> _WHAT YOU NEED TO DO_
Which lines hold the word "Iceo"? Copy each of them.

──────── SUPPLIED INFORMATION

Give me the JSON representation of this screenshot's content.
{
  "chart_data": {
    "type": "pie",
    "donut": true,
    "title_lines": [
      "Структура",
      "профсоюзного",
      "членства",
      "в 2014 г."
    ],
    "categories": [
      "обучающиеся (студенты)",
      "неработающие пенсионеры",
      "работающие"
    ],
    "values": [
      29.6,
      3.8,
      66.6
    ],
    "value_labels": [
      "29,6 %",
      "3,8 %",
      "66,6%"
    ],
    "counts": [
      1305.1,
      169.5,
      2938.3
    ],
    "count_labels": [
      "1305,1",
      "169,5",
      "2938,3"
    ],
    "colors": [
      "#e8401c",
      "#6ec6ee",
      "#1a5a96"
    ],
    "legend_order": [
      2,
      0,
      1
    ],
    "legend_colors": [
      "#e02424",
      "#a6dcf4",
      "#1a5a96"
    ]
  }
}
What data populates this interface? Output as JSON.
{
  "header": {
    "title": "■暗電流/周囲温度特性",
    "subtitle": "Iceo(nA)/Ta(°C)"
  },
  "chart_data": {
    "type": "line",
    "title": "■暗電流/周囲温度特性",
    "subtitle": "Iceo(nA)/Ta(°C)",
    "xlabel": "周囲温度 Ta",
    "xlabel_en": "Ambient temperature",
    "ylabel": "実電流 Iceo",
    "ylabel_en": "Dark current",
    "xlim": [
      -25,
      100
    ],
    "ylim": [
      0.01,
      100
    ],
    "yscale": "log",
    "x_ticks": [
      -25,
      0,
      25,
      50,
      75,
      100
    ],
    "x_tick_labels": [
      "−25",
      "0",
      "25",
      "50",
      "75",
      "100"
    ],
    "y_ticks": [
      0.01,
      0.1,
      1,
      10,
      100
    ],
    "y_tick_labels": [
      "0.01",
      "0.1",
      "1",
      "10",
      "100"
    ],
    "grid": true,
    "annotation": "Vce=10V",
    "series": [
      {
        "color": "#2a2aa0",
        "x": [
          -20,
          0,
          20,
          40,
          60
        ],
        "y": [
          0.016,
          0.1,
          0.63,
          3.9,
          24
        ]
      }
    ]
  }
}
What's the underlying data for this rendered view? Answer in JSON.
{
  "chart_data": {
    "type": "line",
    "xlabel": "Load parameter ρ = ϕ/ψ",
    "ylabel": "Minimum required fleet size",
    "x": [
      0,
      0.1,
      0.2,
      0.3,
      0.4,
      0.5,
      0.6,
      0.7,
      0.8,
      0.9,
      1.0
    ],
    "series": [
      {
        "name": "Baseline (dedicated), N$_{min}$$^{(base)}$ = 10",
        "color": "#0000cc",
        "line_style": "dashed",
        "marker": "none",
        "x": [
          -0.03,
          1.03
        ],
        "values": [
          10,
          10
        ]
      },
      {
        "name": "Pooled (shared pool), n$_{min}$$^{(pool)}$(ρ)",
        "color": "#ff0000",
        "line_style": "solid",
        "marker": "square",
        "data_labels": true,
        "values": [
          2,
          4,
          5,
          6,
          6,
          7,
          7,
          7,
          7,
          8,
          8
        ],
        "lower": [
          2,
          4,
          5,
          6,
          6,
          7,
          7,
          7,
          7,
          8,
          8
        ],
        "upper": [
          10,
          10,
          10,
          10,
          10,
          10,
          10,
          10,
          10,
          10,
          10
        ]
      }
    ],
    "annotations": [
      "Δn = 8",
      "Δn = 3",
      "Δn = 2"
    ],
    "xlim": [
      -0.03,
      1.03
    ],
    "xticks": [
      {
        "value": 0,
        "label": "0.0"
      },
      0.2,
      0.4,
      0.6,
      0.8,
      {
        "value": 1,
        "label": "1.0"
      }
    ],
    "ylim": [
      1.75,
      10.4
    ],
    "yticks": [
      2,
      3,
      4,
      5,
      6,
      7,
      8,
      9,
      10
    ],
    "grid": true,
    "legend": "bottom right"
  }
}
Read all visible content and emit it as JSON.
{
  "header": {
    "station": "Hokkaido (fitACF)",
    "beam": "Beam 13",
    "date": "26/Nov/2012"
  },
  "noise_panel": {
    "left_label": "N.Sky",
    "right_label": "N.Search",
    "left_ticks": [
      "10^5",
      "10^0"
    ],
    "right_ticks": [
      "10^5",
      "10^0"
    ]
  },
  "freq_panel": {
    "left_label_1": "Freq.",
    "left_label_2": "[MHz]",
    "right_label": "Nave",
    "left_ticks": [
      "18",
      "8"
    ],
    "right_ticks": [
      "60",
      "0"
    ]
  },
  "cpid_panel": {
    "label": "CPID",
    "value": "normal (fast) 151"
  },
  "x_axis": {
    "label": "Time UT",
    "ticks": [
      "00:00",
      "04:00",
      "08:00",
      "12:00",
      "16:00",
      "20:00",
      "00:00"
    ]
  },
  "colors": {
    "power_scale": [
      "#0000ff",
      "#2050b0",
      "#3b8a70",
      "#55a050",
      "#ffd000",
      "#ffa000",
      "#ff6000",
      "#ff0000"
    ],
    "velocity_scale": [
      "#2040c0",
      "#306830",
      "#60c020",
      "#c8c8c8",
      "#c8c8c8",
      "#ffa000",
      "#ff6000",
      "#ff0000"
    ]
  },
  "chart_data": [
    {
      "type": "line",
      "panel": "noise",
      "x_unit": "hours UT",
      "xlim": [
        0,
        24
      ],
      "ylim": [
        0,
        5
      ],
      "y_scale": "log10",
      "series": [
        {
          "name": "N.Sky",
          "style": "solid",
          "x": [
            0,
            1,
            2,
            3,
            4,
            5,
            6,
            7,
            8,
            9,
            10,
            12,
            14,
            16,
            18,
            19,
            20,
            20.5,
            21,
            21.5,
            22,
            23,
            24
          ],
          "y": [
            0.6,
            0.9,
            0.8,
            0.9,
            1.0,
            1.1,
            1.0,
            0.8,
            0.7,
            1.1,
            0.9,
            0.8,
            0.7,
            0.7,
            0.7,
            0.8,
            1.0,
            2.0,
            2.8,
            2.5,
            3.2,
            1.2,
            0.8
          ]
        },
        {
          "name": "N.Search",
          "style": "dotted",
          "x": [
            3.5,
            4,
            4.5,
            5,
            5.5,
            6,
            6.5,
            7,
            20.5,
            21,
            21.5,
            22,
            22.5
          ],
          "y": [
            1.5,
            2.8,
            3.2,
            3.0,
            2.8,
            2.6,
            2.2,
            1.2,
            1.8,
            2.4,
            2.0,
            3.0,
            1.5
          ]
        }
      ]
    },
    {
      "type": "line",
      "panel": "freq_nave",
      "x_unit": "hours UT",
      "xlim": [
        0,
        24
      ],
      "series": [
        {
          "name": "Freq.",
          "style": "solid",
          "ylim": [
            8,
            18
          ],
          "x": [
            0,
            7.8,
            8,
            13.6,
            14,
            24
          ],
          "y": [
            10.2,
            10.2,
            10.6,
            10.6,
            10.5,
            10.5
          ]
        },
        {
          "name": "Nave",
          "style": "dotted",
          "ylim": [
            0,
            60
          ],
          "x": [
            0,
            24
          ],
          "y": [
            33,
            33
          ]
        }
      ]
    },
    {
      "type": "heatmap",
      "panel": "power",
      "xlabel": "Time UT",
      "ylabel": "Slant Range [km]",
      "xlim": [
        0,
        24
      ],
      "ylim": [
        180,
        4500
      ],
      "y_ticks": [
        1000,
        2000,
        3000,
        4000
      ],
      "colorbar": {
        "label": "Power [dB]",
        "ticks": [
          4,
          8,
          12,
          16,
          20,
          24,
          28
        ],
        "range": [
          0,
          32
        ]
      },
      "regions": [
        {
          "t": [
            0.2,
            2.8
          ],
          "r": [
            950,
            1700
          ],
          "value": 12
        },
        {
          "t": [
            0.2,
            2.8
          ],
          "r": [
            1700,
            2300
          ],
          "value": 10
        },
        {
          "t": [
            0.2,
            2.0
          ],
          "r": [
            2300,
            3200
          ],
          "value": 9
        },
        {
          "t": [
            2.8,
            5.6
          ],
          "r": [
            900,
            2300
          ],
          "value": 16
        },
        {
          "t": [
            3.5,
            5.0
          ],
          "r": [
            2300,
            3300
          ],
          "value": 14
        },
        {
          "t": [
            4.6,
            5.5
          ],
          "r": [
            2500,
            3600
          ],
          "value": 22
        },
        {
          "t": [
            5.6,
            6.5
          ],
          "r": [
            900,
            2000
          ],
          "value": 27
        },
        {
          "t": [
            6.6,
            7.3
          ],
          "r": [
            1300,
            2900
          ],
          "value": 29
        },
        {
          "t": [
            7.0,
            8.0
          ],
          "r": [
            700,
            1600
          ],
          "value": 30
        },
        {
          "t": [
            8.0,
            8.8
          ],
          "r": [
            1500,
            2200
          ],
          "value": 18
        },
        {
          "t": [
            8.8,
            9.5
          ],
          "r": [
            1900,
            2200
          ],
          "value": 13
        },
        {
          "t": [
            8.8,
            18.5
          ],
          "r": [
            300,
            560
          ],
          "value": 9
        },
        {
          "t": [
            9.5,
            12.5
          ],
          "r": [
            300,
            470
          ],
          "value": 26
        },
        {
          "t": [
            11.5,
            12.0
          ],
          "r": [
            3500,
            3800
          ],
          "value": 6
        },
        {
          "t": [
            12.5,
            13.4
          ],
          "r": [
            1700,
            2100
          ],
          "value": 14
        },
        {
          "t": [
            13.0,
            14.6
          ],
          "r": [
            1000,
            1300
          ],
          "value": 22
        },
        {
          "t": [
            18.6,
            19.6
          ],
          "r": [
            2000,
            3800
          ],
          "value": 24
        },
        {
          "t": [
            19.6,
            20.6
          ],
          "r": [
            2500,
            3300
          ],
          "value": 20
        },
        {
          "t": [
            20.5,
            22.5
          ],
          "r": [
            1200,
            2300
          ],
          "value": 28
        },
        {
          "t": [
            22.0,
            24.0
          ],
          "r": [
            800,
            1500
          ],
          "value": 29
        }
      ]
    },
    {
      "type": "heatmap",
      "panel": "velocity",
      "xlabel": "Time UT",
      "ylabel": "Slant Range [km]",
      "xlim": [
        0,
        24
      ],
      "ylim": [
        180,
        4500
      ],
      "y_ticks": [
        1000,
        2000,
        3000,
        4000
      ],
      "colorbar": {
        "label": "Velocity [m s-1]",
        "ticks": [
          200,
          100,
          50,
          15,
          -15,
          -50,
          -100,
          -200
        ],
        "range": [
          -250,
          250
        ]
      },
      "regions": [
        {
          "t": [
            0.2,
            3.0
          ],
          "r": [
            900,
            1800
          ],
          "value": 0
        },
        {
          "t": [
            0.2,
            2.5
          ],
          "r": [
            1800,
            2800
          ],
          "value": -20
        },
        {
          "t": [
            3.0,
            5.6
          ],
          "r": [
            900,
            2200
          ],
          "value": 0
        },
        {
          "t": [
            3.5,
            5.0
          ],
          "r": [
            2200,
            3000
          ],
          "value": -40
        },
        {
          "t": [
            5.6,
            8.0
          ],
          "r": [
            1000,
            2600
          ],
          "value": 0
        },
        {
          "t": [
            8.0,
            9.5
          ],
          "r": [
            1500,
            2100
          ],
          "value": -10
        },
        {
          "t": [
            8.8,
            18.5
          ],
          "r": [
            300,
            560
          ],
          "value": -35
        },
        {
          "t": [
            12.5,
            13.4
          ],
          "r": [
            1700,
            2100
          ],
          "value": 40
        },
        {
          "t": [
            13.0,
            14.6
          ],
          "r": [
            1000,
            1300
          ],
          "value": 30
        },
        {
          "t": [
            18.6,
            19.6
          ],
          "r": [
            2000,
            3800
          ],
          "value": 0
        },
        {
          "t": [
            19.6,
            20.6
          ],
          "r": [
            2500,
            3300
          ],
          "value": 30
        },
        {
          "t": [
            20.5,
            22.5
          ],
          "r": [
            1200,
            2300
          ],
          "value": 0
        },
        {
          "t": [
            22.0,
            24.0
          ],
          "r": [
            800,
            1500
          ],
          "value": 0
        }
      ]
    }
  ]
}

────────────────

> _EXPECTED ANSWER_
    "subtitle": "Iceo(nA)/Ta(°C)"
    "subtitle": "Iceo(nA)/Ta(°C)",
    "ylabel": "実電流 Iceo",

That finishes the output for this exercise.